START

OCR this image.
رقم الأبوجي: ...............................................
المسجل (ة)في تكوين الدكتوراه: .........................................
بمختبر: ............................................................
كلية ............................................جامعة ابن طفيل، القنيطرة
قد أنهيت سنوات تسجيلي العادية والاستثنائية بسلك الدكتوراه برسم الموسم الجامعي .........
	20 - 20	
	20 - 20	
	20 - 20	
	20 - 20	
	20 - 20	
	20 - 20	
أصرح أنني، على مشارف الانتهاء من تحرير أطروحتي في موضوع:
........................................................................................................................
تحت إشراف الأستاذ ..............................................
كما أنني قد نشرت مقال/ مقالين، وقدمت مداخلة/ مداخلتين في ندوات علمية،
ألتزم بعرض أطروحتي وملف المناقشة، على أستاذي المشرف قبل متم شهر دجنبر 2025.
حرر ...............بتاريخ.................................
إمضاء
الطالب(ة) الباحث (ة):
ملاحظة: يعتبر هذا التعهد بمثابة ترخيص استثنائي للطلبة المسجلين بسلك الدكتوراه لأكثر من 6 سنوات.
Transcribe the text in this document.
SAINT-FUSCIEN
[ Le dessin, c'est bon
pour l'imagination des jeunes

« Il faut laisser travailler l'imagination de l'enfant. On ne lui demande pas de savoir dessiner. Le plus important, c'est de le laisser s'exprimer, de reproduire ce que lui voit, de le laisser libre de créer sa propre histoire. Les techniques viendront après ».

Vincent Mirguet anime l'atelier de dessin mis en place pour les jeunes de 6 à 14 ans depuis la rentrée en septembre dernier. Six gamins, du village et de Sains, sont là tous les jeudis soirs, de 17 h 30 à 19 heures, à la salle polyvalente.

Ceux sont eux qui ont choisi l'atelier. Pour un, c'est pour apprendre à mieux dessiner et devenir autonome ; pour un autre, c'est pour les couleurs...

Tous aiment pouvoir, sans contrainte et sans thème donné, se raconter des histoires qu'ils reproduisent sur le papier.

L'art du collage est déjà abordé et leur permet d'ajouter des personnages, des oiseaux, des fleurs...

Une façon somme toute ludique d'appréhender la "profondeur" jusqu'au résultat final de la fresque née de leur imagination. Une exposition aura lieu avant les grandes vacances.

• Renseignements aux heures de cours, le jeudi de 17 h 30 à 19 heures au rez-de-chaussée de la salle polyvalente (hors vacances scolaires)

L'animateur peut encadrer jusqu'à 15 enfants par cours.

END

Each line of the listing should be copied exactly.

* [Problem solution]
OCR this image.
رقم الأبوجي: ...............................................
المسجل (ة)في تكوين الدكتوراه: .........................................
بمختبر: ............................................................
كلية ............................................جامعة ابن طفيل، القنيطرة
قد أنهيت سنوات تسجيلي العادية والاستثنائية بسلك الدكتوراه برسم الموسم الجامعي .........
	20 - 20	
	20 - 20	
	20 - 20	
	20 - 20	
	20 - 20	
	20 - 20	
أصرح أنني، على مشارف الانتهاء من تحرير أطروحتي في موضوع:
........................................................................................................................
تحت إشراف الأستاذ ..............................................
كما أنني قد نشرت مقال/ مقالين، وقدمت مداخلة/ مداخلتين في ندوات علمية،
ألتزم بعرض أطروحتي وملف المناقشة، على أستاذي المشرف قبل متم شهر دجنبر 2025.
حرر ...............بتاريخ.................................
إمضاء
الطالب(ة) الباحث (ة):
ملاحظة: يعتبر هذا التعهد بمثابة ترخيص استثنائي للطلبة المسجلين بسلك الدكتوراه لأكثر من 6 سنوات.
Transcribe the text in this document.
SAINT-FUSCIEN
[ Le dessin, c'est bon
pour l'imagination des jeunes

« Il faut laisser travailler l'imagination de l'enfant. On ne lui demande pas de savoir dessiner. Le plus important, c'est de le laisser s'exprimer, de reproduire ce que lui voit, de le laisser libre de créer sa propre histoire. Les techniques viendront après ».

Vincent Mirguet anime l'atelier de dessin mis en place pour les jeunes de 6 à 14 ans depuis la rentrée en septembre dernier. Six gamins, du village et de Sains, sont là tous les jeudis soirs, de 17 h 30 à 19 heures, à la salle polyvalente.

Ceux sont eux qui ont choisi l'atelier. Pour un, c'est pour apprendre à mieux dessiner et devenir autonome ; pour un autre, c'est pour les couleurs...

Tous aiment pouvoir, sans contrainte et sans thème donné, se raconter des histoires qu'ils reproduisent sur le papier.

L'art du collage est déjà abordé et leur permet d'ajouter des personnages, des oiseaux, des fleurs...

Une façon somme toute ludique d'appréhender la "profondeur" jusqu'au résultat final de la fresque née de leur imagination. Une exposition aura lieu avant les grandes vacances.

• Renseignements aux heures de cours, le jeudi de 17 h 30 à 19 heures au rez-de-chaussée de la salle polyvalente (hors vacances scolaires)

L'animateur peut encadrer jusqu'à 15 enfants par cours.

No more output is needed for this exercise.